— BEGIN —

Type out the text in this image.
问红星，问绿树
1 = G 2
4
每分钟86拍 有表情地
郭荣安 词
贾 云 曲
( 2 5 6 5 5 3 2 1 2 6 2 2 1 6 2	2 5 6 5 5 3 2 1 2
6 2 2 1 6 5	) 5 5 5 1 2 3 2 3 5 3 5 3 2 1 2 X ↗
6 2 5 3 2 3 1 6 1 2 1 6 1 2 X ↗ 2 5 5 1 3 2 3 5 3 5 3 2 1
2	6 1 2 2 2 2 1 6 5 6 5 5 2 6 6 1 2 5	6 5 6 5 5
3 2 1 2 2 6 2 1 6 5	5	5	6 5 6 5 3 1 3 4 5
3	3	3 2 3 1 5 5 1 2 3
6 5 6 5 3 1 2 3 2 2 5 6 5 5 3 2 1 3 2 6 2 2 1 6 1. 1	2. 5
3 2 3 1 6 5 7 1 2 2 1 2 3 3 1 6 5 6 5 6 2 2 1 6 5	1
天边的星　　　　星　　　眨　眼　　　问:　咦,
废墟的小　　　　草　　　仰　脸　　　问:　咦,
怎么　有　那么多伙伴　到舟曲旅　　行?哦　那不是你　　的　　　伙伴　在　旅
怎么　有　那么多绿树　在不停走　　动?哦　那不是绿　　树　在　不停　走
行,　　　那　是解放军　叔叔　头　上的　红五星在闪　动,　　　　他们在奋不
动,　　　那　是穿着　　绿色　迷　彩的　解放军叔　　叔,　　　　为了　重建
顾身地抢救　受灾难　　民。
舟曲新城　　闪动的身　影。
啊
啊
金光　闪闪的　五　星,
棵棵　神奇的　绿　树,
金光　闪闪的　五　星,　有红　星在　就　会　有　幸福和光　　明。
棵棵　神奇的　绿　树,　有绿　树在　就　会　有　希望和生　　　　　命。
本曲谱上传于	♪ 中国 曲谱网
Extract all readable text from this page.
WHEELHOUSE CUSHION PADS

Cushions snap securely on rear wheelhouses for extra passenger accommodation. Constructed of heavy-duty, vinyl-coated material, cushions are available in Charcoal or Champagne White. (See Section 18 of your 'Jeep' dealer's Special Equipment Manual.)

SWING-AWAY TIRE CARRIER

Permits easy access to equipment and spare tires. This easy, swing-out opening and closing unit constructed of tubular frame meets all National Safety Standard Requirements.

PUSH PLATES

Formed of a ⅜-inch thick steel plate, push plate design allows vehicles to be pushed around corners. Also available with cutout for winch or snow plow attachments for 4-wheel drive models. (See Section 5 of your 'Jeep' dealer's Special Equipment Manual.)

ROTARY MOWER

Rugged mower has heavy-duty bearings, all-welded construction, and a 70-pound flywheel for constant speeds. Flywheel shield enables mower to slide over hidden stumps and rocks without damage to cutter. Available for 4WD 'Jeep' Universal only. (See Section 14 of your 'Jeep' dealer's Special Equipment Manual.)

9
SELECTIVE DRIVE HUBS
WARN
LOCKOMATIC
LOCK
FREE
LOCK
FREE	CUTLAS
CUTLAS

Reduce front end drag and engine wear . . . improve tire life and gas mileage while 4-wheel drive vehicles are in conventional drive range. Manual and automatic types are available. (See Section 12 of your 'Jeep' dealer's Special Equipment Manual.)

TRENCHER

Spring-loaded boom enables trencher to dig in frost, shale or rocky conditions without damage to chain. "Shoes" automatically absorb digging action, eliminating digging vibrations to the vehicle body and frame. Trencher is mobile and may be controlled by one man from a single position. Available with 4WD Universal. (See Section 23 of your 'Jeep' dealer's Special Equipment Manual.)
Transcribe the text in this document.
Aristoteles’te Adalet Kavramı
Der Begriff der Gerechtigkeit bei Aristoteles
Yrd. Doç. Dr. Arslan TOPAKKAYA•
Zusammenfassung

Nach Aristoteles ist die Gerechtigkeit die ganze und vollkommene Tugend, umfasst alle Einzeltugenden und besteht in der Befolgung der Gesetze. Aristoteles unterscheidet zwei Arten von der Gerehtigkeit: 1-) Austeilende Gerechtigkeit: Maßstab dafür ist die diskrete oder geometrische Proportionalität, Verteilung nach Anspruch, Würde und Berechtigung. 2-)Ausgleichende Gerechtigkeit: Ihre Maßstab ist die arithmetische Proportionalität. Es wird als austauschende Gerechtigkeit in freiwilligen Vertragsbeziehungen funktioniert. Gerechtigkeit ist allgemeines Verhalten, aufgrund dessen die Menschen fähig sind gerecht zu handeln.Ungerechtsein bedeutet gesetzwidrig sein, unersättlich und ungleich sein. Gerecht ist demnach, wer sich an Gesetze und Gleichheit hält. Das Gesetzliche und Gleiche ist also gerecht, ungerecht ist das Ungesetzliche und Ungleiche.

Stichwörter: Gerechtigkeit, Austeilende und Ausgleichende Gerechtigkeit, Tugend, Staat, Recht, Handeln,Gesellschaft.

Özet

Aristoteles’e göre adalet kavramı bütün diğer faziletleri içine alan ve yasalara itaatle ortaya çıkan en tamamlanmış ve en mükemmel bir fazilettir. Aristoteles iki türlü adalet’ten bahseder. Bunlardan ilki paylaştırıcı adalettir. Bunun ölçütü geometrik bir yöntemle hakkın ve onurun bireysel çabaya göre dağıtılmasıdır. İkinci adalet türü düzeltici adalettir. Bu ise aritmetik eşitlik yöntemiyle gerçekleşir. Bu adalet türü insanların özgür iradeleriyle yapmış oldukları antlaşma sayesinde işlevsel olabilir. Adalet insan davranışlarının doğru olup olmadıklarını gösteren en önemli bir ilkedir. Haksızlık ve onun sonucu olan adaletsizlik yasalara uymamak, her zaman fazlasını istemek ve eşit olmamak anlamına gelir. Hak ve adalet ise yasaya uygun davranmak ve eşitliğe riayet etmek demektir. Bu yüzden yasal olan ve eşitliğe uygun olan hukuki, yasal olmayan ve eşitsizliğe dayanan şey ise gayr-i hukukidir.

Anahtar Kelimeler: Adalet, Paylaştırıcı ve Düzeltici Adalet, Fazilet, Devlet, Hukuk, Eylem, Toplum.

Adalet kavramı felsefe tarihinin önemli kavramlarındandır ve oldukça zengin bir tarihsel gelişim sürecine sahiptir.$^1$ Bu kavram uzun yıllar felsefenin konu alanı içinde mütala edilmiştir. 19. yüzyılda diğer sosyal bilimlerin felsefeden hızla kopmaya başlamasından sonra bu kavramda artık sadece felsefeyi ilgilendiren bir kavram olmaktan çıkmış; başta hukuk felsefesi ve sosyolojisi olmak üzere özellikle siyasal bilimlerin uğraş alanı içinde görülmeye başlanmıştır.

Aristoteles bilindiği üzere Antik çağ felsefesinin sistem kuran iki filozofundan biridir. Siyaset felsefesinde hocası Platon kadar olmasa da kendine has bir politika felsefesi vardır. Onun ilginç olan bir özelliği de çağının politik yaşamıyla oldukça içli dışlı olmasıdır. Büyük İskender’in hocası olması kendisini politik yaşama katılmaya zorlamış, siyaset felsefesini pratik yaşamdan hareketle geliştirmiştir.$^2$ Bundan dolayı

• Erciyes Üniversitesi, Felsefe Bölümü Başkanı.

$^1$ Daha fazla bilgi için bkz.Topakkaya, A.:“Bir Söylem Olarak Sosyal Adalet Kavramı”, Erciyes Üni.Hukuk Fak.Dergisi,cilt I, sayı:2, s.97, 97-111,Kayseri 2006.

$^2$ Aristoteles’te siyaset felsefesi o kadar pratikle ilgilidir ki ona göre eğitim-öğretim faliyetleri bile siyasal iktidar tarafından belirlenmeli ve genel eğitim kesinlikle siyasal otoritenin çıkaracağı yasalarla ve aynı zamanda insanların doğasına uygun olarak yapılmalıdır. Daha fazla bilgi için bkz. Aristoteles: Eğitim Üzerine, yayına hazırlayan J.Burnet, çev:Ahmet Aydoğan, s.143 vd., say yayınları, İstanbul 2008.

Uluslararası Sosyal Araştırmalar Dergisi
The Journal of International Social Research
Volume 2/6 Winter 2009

— END —

Find each line holding the word "Erciyes" and copy it.

# [Task output]
• Erciyes Üniversitesi, Felsefe Bölümü Başkanı.
$^1$ Daha fazla bilgi için bkz.Topakkaya, A.:“Bir Söylem Olarak Sosyal Adalet Kavramı”, Erciyes Üni.Hukuk Fak.Dergisi,cilt I, sayı:2, s.97, 97-111,Kayseri 2006.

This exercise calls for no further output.